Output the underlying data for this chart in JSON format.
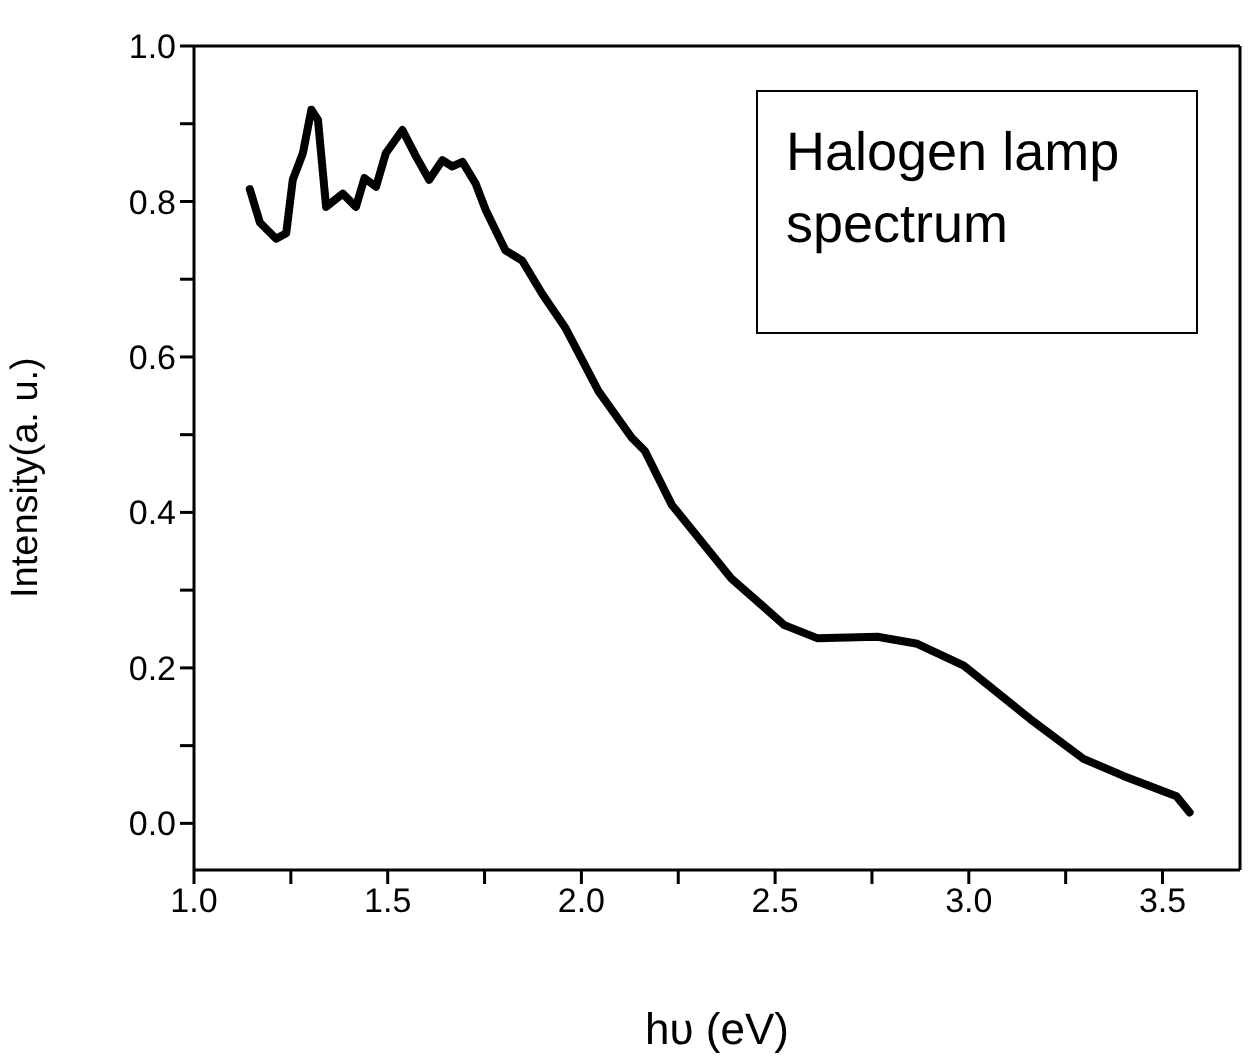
{
  "chart_data": {
    "type": "line",
    "xlabel": "hυ (eV)",
    "ylabel": "Intensity(a. u.)",
    "annotations": [
      "Halogen lamp spectrum"
    ],
    "x": [
      1.144,
      1.17,
      1.212,
      1.238,
      1.255,
      1.281,
      1.303,
      1.32,
      1.341,
      1.384,
      1.418,
      1.44,
      1.47,
      1.495,
      1.538,
      1.573,
      1.607,
      1.641,
      1.667,
      1.693,
      1.727,
      1.753,
      1.804,
      1.847,
      1.899,
      1.958,
      2.044,
      2.13,
      2.164,
      2.233,
      2.387,
      2.524,
      2.61,
      2.764,
      2.867,
      2.987,
      3.159,
      3.296,
      3.399,
      3.536,
      3.57
    ],
    "series": [
      {
        "color": "#000000",
        "values": [
          0.816,
          0.773,
          0.752,
          0.759,
          0.828,
          0.862,
          0.918,
          0.905,
          0.793,
          0.81,
          0.793,
          0.83,
          0.819,
          0.862,
          0.892,
          0.858,
          0.828,
          0.853,
          0.845,
          0.851,
          0.823,
          0.789,
          0.737,
          0.724,
          0.681,
          0.638,
          0.556,
          0.496,
          0.479,
          0.41,
          0.315,
          0.255,
          0.238,
          0.24,
          0.231,
          0.203,
          0.134,
          0.083,
          0.061,
          0.035,
          0.014
        ]
      }
    ],
    "xlim": [
      1.0,
      3.7
    ],
    "xticks": [
      {
        "value": 1.0,
        "label": "1.0"
      },
      {
        "value": 1.25,
        "label": null
      },
      {
        "value": 1.5,
        "label": "1.5"
      },
      {
        "value": 1.75,
        "label": null
      },
      {
        "value": 2.0,
        "label": "2.0"
      },
      {
        "value": 2.25,
        "label": null
      },
      {
        "value": 2.5,
        "label": "2.5"
      },
      {
        "value": 2.75,
        "label": null
      },
      {
        "value": 3.0,
        "label": "3.0"
      },
      {
        "value": 3.25,
        "label": null
      },
      {
        "value": 3.5,
        "label": "3.5"
      }
    ],
    "ylim": [
      -0.06,
      1.0
    ],
    "yticks": [
      {
        "value": 0.0,
        "label": "0.0"
      },
      {
        "value": 0.1,
        "label": null
      },
      {
        "value": 0.2,
        "label": "0.2"
      },
      {
        "value": 0.3,
        "label": null
      },
      {
        "value": 0.4,
        "label": "0.4"
      },
      {
        "value": 0.5,
        "label": null
      },
      {
        "value": 0.6,
        "label": "0.6"
      },
      {
        "value": 0.7,
        "label": null
      },
      {
        "value": 0.8,
        "label": "0.8"
      },
      {
        "value": 0.9,
        "label": null
      },
      {
        "value": 1.0,
        "label": "1.0"
      }
    ],
    "grid": false,
    "legend": false,
    "marker": "none",
    "line_style": "solid"
  }
}
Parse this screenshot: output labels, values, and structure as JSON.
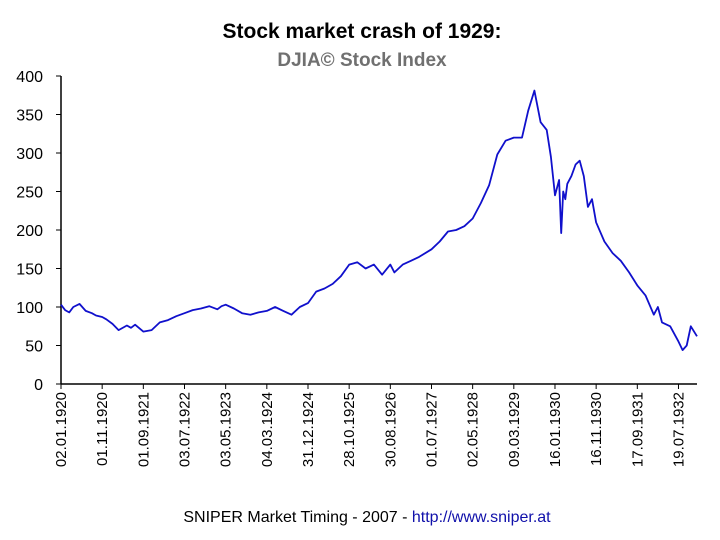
{
  "colors": {
    "line": "#1010cc",
    "subtitle": "#707070",
    "link": "#1010aa",
    "axis": "#000000"
  },
  "footer": {
    "text": "SNIPER Market Timing - 2007 - ",
    "link": "http://www.sniper.at"
  },
  "chart_data": {
    "type": "line",
    "title": "Stock market crash of 1929:",
    "subtitle": "DJIA©  Stock Index",
    "xlabel": "",
    "ylabel": "",
    "ylim": [
      0,
      400
    ],
    "yticks": [
      0,
      50,
      100,
      150,
      200,
      250,
      300,
      350,
      400
    ],
    "xlim": [
      0,
      15.45
    ],
    "xtick_labels": [
      "02.01.1920",
      "01.11.1920",
      "01.09.1921",
      "03.07.1922",
      "03.05.1923",
      "04.03.1924",
      "31.12.1924",
      "28.10.1925",
      "30.08.1926",
      "01.07.1927",
      "02.05.1928",
      "09.03.1929",
      "16.01.1930",
      "16.11.1930",
      "17.09.1931",
      "19.07.1932"
    ],
    "series": [
      {
        "name": "DJIA",
        "x": [
          0.0,
          0.1,
          0.2,
          0.3,
          0.45,
          0.6,
          0.75,
          0.85,
          1.0,
          1.1,
          1.25,
          1.4,
          1.6,
          1.7,
          1.8,
          2.0,
          2.2,
          2.4,
          2.6,
          2.8,
          3.0,
          3.2,
          3.4,
          3.6,
          3.8,
          3.9,
          4.0,
          4.2,
          4.4,
          4.6,
          4.8,
          5.0,
          5.2,
          5.4,
          5.6,
          5.8,
          6.0,
          6.2,
          6.4,
          6.6,
          6.8,
          7.0,
          7.2,
          7.4,
          7.6,
          7.8,
          8.0,
          8.1,
          8.3,
          8.5,
          8.7,
          9.0,
          9.2,
          9.4,
          9.6,
          9.8,
          10.0,
          10.2,
          10.4,
          10.6,
          10.8,
          11.0,
          11.2,
          11.35,
          11.5,
          11.65,
          11.8,
          11.9,
          12.0,
          12.1,
          12.15,
          12.2,
          12.25,
          12.3,
          12.4,
          12.5,
          12.6,
          12.7,
          12.8,
          12.9,
          13.0,
          13.2,
          13.4,
          13.6,
          13.8,
          14.0,
          14.2,
          14.4,
          14.5,
          14.6,
          14.8,
          15.0,
          15.1,
          15.2,
          15.3,
          15.45
        ],
        "values": [
          103,
          96,
          93,
          100,
          104,
          95,
          92,
          89,
          87,
          84,
          78,
          70,
          76,
          73,
          77,
          68,
          70,
          80,
          83,
          88,
          92,
          96,
          98,
          101,
          97,
          101,
          103,
          98,
          92,
          90,
          93,
          95,
          100,
          95,
          90,
          100,
          105,
          120,
          124,
          130,
          140,
          155,
          158,
          150,
          155,
          142,
          155,
          145,
          155,
          160,
          165,
          175,
          185,
          198,
          200,
          205,
          215,
          235,
          258,
          298,
          316,
          320,
          320,
          355,
          381,
          340,
          330,
          295,
          245,
          265,
          196,
          250,
          240,
          260,
          270,
          285,
          290,
          270,
          230,
          240,
          210,
          185,
          170,
          160,
          145,
          128,
          115,
          90,
          100,
          80,
          75,
          55,
          44,
          50,
          75,
          62
        ]
      }
    ]
  }
}
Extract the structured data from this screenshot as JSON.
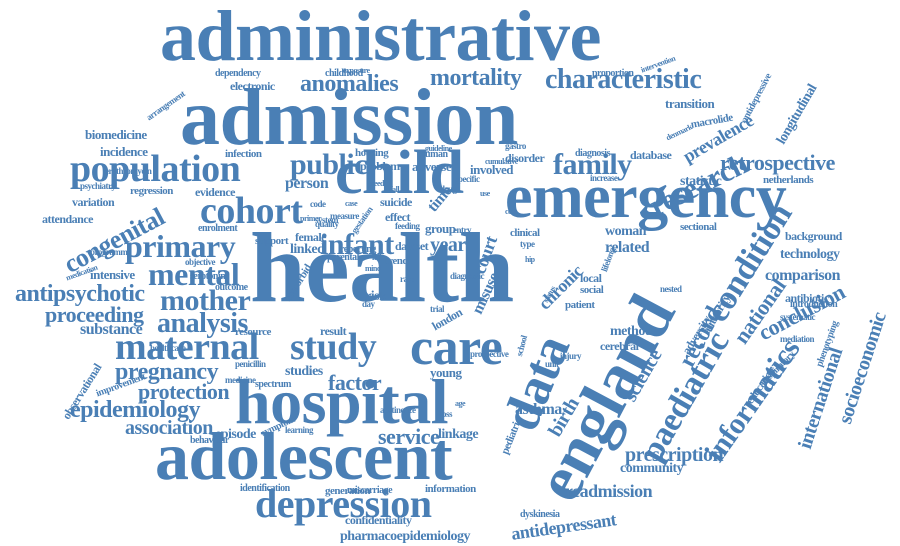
{
  "color": "#4a7fb5",
  "words": [
    "administrative",
    "admission",
    "health",
    "child",
    "emergency",
    "hospital",
    "adolescent",
    "england",
    "care",
    "data",
    "cohort",
    "population",
    "maternal",
    "study",
    "depression",
    "paediatric",
    "mortality",
    "characteristic",
    "anomalies",
    "family",
    "research",
    "public",
    "primary",
    "mental",
    "mother",
    "analysis",
    "congenital",
    "antipsychotic",
    "proceeding",
    "infant",
    "pregnancy",
    "protection",
    "epidemiology",
    "association",
    "service",
    "factor",
    "informatics",
    "retrospective",
    "condition",
    "record",
    "national",
    "science",
    "birth",
    "conclusion",
    "international",
    "socioeconomic",
    "prescription",
    "readmission",
    "antidepressant",
    "pharmacoepidemiology",
    "confidentiality",
    "community",
    "linkage",
    "asthma",
    "episode",
    "prevalence",
    "longitudinal",
    "transition",
    "technology",
    "comparison",
    "background",
    "biomedicine",
    "incidence",
    "electronic",
    "dependency",
    "childhood",
    "arrangement",
    "woman",
    "related",
    "intensive",
    "substance",
    "attendance",
    "variation",
    "evidence",
    "statistic",
    "netherlands",
    "studies",
    "year",
    "time",
    "court",
    "chronic",
    "local",
    "social",
    "method",
    "cerebral",
    "young",
    "misuse",
    "suicide",
    "effect",
    "problem",
    "adverse",
    "involved",
    "disorder",
    "human",
    "housing",
    "infection",
    "diagnosis",
    "database",
    "increase",
    "sectional",
    "antibiotic",
    "authority",
    "adversity",
    "education",
    "respiratory",
    "phenotyping",
    "introduction",
    "systematic",
    "mediation",
    "proportion",
    "intervention",
    "macrolide",
    "antidepressive",
    "denmark",
    "generation",
    "identification",
    "information",
    "miscarriage",
    "dyskinesia",
    "behaviour",
    "symptom",
    "improvement",
    "observational",
    "medication",
    "programme",
    "serotonin",
    "outcome",
    "enrolment",
    "regression",
    "erythromycin",
    "psychiatry",
    "healthcare",
    "resource",
    "result",
    "person",
    "female",
    "linked",
    "support",
    "group",
    "entry",
    "risk",
    "trend",
    "london",
    "pediatric",
    "patient",
    "school",
    "injury",
    "spectrum",
    "penicillin",
    "medicine",
    "abstinence",
    "learning",
    "quality",
    "objective",
    "gestation",
    "comorbid",
    "parental",
    "system",
    "exposure",
    "cumulative",
    "gastro",
    "guideline",
    "diagnostic",
    "nested",
    "status",
    "lifelong",
    "prospective",
    "reporting",
    "code",
    "measure",
    "dataset",
    "primer",
    "clinical",
    "drug",
    "feeding",
    "specific",
    "rate",
    "type",
    "day",
    "trial",
    "loss",
    "unit",
    "age",
    "case",
    "fall",
    "use",
    "mind",
    "need",
    "cost",
    "fail",
    "hip",
    "sex",
    "gap",
    "trust"
  ]
}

Work to complete: Identify each line holding the string "subtitle", and copy it out.

Task result:
    "subtitle": "#707070",
    "subtitle": "DJIA©  Stock Index",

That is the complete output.